→ EXERCISE TASK:
How many lines in the records below contain the word "ganzen"? Answer with the number alone.

→ RECORDS PROVIDED:
----
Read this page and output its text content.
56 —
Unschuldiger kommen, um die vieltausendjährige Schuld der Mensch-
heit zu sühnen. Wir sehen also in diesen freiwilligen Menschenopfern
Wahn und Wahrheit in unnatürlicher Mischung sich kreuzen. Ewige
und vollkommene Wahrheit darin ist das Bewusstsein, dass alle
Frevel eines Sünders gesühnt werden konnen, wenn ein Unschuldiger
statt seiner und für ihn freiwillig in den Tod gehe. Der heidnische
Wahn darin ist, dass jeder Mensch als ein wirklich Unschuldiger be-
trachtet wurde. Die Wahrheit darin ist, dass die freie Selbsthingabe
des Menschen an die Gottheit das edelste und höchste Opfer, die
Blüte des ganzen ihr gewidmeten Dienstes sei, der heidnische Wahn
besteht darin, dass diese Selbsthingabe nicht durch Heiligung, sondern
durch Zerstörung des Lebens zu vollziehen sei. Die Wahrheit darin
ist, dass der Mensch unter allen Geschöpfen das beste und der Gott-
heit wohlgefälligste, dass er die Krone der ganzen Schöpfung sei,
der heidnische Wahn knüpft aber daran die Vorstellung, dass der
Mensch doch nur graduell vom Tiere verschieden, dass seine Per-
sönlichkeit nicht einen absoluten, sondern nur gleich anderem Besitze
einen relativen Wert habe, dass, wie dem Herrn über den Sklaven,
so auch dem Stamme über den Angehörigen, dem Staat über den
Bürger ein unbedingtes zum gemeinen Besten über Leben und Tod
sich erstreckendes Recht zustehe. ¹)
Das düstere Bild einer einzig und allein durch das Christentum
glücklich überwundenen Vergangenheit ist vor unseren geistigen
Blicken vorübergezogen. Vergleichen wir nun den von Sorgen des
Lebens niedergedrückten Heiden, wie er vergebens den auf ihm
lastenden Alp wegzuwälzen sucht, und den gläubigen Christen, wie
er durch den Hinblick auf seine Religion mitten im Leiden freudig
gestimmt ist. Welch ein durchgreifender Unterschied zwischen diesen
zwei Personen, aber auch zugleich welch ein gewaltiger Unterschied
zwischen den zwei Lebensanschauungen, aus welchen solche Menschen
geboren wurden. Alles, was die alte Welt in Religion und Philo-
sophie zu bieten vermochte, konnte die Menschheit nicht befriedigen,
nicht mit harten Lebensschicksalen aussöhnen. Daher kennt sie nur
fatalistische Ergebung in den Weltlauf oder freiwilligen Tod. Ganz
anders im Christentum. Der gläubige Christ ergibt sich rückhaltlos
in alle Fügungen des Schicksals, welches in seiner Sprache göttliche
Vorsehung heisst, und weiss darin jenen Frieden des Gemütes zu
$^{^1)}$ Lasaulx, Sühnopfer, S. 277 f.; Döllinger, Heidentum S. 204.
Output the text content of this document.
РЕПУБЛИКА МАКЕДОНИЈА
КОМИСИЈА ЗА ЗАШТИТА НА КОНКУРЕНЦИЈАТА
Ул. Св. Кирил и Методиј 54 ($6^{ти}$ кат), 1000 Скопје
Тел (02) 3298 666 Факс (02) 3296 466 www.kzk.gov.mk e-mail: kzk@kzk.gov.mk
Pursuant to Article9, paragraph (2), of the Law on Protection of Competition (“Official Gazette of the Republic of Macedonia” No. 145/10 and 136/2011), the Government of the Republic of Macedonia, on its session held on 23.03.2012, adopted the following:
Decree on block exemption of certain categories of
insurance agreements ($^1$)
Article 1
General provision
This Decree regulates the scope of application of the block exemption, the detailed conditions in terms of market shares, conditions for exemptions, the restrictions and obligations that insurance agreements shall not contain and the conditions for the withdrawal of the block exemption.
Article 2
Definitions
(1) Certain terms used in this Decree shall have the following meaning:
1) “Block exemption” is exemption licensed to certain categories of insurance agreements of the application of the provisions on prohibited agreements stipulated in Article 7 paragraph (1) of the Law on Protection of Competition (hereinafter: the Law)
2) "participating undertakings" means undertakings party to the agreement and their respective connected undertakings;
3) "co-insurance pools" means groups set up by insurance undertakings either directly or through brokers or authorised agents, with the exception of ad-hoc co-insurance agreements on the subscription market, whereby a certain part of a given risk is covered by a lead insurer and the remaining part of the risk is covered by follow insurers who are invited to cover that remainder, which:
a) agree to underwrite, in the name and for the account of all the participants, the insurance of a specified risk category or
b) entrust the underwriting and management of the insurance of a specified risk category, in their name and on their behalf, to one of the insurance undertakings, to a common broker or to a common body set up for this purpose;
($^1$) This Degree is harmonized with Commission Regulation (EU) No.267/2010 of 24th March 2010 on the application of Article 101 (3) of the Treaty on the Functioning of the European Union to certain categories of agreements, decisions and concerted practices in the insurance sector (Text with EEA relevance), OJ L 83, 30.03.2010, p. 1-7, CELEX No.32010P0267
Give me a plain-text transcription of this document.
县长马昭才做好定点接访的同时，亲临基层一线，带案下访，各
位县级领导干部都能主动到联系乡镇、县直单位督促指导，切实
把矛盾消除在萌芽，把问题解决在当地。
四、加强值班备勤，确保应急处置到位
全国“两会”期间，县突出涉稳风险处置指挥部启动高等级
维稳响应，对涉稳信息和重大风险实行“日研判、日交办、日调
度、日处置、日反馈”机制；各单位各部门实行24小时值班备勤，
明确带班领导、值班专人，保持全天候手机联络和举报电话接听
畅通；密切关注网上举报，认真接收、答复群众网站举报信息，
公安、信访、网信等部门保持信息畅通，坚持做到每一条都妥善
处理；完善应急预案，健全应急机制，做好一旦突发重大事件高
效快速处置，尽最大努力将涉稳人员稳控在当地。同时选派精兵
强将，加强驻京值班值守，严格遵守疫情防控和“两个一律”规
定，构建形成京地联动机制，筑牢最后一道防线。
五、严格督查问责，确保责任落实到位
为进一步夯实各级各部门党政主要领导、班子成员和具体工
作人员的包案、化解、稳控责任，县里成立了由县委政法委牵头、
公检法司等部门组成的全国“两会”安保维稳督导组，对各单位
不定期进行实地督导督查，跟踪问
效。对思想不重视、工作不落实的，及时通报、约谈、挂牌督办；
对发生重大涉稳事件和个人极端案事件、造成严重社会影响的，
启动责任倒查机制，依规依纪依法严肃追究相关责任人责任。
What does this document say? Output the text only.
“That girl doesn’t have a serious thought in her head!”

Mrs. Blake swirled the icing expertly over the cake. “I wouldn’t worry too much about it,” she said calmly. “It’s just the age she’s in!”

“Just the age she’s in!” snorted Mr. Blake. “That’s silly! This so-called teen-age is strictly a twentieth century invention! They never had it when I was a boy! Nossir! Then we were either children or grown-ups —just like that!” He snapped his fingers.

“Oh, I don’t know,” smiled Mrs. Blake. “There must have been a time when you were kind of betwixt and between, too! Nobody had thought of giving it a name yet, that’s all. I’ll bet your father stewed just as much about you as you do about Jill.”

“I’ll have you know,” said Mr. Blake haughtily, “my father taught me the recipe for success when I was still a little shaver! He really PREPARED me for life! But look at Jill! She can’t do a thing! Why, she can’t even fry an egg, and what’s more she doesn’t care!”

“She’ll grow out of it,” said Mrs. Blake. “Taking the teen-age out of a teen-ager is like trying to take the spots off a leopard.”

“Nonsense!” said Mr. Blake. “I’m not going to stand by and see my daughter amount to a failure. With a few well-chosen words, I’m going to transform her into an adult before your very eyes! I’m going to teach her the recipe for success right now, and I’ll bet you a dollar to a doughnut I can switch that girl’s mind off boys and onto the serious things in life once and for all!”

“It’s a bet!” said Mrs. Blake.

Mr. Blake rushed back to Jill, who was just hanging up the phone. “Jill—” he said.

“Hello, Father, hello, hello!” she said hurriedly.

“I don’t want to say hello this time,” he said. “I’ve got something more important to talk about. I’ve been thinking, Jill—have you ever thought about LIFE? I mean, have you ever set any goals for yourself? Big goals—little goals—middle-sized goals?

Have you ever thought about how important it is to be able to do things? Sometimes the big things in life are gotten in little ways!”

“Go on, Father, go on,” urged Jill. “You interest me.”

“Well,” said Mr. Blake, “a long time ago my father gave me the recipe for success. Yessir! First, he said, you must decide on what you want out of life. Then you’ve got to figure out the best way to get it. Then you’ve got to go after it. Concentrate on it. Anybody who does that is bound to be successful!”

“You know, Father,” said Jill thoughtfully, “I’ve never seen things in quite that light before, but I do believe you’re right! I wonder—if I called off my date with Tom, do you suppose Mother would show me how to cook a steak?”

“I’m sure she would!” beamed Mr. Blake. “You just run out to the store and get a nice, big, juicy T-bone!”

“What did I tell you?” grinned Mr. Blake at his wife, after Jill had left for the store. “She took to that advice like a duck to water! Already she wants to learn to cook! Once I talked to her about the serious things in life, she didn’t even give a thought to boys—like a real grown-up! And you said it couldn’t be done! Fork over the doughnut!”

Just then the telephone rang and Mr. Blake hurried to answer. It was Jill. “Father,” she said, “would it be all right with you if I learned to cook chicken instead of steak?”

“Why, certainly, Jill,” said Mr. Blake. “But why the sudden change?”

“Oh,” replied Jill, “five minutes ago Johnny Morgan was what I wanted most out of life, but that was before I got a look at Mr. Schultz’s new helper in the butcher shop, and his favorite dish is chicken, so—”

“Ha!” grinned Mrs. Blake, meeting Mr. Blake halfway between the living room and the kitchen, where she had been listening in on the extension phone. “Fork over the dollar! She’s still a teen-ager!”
----
→ TASK SOLUTION:
2